GIVEN INSTRUCTION:
Please lay out the lines as a Markdown table with the columns Row and Line, starting at the first line and stopping after the line that contains "data-label: 9% bbox=[172, 281, 188, 292]". Number each row and leave out any blank lines.

ENTRIES SUPPLIED:
+ + + + + + +
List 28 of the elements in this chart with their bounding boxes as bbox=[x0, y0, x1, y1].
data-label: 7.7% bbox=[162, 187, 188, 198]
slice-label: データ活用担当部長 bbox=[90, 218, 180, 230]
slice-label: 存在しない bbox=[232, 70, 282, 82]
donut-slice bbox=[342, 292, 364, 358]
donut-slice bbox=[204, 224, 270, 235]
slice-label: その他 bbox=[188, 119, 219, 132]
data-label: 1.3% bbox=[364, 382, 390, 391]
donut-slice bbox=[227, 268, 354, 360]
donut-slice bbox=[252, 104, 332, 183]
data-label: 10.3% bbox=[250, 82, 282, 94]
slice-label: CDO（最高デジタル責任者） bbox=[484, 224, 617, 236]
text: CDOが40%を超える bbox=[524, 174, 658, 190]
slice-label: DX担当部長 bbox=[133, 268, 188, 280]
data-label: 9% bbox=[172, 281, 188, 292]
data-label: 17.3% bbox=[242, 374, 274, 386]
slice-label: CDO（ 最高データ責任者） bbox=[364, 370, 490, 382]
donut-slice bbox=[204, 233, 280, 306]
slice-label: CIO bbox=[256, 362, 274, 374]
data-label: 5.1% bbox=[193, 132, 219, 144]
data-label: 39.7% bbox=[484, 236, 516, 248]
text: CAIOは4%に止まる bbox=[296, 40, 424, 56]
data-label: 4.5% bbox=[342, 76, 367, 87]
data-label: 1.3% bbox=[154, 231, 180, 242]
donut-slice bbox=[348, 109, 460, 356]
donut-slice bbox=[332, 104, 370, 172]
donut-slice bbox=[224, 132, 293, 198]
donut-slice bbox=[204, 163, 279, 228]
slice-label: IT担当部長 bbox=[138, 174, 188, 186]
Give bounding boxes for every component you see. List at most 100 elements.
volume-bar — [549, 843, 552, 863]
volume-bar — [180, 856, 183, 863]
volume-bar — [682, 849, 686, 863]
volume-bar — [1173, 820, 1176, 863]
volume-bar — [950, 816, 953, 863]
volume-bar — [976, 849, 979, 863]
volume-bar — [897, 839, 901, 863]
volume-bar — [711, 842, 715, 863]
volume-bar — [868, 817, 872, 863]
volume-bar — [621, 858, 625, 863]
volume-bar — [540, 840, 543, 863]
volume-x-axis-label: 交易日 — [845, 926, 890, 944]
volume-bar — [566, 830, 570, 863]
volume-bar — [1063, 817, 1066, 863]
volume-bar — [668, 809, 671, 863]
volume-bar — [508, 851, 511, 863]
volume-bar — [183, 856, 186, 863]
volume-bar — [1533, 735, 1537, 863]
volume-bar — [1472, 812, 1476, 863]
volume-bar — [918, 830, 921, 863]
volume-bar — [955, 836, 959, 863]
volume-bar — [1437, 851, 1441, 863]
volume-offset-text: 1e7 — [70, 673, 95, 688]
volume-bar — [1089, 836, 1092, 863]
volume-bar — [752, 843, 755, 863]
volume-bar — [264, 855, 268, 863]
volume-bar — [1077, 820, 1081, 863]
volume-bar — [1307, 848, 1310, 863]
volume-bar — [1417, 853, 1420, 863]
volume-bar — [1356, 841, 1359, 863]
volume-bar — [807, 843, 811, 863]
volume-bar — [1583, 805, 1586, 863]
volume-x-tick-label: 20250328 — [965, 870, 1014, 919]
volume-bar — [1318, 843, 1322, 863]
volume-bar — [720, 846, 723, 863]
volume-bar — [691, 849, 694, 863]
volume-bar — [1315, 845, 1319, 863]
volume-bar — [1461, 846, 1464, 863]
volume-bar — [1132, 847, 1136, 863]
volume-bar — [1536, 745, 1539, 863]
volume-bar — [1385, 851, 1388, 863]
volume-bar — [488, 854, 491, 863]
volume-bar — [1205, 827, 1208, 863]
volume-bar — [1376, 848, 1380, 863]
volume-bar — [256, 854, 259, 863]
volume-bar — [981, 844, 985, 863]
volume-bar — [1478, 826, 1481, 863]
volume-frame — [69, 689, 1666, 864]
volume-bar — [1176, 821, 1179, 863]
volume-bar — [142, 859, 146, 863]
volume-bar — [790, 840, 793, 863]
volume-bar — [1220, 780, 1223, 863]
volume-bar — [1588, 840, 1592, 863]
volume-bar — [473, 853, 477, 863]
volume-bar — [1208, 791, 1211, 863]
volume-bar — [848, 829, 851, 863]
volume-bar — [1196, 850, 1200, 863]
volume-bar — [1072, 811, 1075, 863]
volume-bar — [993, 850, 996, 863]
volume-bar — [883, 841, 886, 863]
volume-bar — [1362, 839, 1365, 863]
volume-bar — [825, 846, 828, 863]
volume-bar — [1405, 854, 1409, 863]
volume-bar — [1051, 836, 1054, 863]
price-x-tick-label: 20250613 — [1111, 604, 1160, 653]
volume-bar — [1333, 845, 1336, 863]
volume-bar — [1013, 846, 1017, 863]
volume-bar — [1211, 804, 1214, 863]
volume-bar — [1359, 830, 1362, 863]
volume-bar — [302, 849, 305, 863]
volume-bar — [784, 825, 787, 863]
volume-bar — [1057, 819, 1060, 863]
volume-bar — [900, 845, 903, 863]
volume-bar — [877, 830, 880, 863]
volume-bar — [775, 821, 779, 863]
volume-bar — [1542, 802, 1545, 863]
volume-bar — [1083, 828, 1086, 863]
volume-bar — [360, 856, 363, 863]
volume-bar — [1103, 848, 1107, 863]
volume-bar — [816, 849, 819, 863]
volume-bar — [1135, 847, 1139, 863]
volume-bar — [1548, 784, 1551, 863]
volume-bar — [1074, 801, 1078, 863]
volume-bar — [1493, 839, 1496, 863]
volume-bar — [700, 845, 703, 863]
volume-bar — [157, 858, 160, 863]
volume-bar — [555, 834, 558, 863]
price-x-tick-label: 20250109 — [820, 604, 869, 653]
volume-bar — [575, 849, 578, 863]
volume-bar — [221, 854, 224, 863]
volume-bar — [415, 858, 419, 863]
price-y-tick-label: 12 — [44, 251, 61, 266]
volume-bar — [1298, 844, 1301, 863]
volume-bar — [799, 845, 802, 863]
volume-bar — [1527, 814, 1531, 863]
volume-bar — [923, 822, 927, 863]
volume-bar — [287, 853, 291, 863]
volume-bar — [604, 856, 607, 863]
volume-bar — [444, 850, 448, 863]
+ + + + + + +
RESULT:
| Row | Line |
|---|---|
| 1 | List 28 of the elements in this chart with their bounding boxes as bbox=[x0, y0, x1, y1]. |
| 2 | data-label: 7.7% bbox=[162, 187, 188, 198] |
| 3 | slice-label: データ活用担当部長 bbox=[90, 218, 180, 230] |
| 4 | slice-label: 存在しない bbox=[232, 70, 282, 82] |
| 5 | donut-slice bbox=[342, 292, 364, 358] |
| 6 | donut-slice bbox=[204, 224, 270, 235] |
| 7 | slice-label: その他 bbox=[188, 119, 219, 132] |
| 8 | data-label: 1.3% bbox=[364, 382, 390, 391] |
| 9 | donut-slice bbox=[227, 268, 354, 360] |
| 10 | donut-slice bbox=[252, 104, 332, 183] |
| 11 | data-label: 10.3% bbox=[250, 82, 282, 94] |
| 12 | slice-label: CDO（最高デジタル責任者） bbox=[484, 224, 617, 236] |
| 13 | text: CDOが40%を超える bbox=[524, 174, 658, 190] |
| 14 | slice-label: DX担当部長 bbox=[133, 268, 188, 280] |
| 15 | data-label: 9% bbox=[172, 281, 188, 292] |